■ INSTRUCTIONS FOR THE TASK ■
Every entry needs to be repeated exactly, with nothing left out.

==============================

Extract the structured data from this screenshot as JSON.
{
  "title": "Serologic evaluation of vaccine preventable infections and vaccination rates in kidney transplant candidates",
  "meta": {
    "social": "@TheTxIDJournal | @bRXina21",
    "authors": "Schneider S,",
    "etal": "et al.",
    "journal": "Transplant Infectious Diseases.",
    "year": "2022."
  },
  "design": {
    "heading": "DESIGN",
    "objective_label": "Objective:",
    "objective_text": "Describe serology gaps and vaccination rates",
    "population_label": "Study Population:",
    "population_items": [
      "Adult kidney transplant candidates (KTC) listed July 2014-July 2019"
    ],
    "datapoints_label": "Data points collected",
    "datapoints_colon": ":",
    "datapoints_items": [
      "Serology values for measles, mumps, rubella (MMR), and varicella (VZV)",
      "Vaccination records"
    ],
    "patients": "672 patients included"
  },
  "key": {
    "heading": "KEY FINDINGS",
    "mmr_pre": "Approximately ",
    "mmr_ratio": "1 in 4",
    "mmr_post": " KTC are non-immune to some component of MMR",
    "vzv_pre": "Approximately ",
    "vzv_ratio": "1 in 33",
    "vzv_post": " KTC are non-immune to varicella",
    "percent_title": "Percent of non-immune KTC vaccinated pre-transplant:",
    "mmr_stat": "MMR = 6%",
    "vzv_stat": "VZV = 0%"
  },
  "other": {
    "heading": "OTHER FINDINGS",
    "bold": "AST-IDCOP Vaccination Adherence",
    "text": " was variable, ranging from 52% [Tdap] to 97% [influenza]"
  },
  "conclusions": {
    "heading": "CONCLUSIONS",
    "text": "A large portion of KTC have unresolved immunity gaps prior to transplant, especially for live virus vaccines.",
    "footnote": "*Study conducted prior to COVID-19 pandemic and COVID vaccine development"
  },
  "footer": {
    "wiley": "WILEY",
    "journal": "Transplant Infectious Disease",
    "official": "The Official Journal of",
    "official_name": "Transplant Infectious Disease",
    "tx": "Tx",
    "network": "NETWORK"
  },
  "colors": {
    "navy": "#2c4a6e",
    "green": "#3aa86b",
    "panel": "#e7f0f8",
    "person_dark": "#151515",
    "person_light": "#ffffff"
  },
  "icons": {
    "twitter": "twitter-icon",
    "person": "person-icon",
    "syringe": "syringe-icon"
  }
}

==============================

■ TASK RESULT ■
Extract the structured data from this screenshot as JSON.
{
  "title": "Serologic evaluation of vaccine preventable infections and vaccination rates in kidney transplant candidates",
  "meta": {
    "social": "@TheTxIDJournal | @bRXina21",
    "authors": "Schneider S,",
    "etal": "et al.",
    "journal": "Transplant Infectious Diseases.",
    "year": "2022."
  },
  "design": {
    "heading": "DESIGN",
    "objective_label": "Objective:",
    "objective_text": "Describe serology gaps and vaccination rates",
    "population_label": "Study Population:",
    "population_items": [
      "Adult kidney transplant candidates (KTC) listed July 2014-July 2019"
    ],
    "datapoints_label": "Data points collected",
    "datapoints_colon": ":",
    "datapoints_items": [
      "Serology values for measles, mumps, rubella (MMR), and varicella (VZV)",
      "Vaccination records"
    ],
    "patients": "672 patients included"
  },
  "key": {
    "heading": "KEY FINDINGS",
    "mmr_pre": "Approximately ",
    "mmr_ratio": "1 in 4",
    "mmr_post": " KTC are non-immune to some component of MMR",
    "vzv_pre": "Approximately ",
    "vzv_ratio": "1 in 33",
    "vzv_post": " KTC are non-immune to varicella",
    "percent_title": "Percent of non-immune KTC vaccinated pre-transplant:",
    "mmr_stat": "MMR = 6%",
    "vzv_stat": "VZV = 0%"
  },
  "other": {
    "heading": "OTHER FINDINGS",
    "bold": "AST-IDCOP Vaccination Adherence",
    "text": " was variable, ranging from 52% [Tdap] to 97% [influenza]"
  },
  "conclusions": {
    "heading": "CONCLUSIONS",
    "text": "A large portion of KTC have unresolved immunity gaps prior to transplant, especially for live virus vaccines.",
    "footnote": "*Study conducted prior to COVID-19 pandemic and COVID vaccine development"
  },
  "footer": {
    "wiley": "WILEY",
    "journal": "Transplant Infectious Disease",
    "official": "The Official Journal of",
    "official_name": "Transplant Infectious Disease",
    "tx": "Tx",
    "network": "NETWORK"
  },
  "colors": {
    "navy": "#2c4a6e",
    "green": "#3aa86b",
    "panel": "#e7f0f8",
    "person_dark": "#151515",
    "person_light": "#ffffff"
  },
  "icons": {
    "twitter": "twitter-icon",
    "person": "person-icon",
    "syringe": "syringe-icon"
  }
}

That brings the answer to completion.